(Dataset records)

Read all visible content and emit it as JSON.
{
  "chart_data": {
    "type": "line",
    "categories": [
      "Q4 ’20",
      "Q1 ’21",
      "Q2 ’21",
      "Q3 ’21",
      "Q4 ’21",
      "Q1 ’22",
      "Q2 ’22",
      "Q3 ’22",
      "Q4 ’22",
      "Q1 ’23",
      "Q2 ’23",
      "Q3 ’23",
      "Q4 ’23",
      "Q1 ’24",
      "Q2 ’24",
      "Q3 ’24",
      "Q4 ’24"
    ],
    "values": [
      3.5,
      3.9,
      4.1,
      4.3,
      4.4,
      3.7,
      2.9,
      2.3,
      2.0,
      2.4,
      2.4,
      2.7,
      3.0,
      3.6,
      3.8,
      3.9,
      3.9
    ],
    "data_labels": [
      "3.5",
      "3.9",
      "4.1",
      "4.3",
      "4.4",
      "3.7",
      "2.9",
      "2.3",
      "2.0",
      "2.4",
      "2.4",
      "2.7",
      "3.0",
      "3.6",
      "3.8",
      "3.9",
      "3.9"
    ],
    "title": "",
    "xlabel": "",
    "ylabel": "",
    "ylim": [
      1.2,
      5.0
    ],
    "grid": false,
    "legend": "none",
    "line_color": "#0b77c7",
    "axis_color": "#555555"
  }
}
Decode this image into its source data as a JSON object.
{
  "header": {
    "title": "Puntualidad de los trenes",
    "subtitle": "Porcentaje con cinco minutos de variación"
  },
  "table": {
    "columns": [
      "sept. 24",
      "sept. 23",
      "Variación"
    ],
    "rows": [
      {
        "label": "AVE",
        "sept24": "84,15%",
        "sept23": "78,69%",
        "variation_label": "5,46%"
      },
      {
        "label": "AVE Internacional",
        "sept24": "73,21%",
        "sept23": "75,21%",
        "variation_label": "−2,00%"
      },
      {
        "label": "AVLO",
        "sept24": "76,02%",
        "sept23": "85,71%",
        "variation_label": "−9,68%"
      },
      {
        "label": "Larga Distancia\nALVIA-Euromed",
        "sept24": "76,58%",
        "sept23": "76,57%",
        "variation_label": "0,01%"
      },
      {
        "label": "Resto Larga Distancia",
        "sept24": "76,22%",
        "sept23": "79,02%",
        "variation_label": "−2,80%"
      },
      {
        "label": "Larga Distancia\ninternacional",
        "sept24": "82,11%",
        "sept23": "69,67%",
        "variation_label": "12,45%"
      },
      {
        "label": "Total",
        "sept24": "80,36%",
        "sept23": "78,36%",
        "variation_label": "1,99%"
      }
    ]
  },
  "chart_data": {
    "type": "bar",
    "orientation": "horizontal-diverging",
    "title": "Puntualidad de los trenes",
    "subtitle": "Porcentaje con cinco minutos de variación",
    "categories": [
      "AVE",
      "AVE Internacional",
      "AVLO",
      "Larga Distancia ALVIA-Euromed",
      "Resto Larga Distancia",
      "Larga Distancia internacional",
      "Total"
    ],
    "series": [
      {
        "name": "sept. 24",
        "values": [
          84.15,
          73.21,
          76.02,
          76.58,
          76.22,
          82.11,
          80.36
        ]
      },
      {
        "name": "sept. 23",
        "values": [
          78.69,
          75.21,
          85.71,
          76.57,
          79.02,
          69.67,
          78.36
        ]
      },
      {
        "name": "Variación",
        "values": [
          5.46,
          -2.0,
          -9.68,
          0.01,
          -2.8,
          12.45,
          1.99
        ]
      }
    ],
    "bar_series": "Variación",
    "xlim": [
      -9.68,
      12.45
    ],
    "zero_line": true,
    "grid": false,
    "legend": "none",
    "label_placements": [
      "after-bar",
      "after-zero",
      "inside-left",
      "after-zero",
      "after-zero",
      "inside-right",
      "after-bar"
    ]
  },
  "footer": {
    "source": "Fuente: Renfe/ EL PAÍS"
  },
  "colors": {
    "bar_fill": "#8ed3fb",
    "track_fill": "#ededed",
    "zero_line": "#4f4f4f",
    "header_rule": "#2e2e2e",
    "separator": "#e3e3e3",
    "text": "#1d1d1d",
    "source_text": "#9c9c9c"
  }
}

Task directions
From the listing above, copy all lines holding the word "Euromed".

Output of the exercise
        "label": "Larga Distancia\nALVIA-Euromed",
      "Larga Distancia ALVIA-Euromed",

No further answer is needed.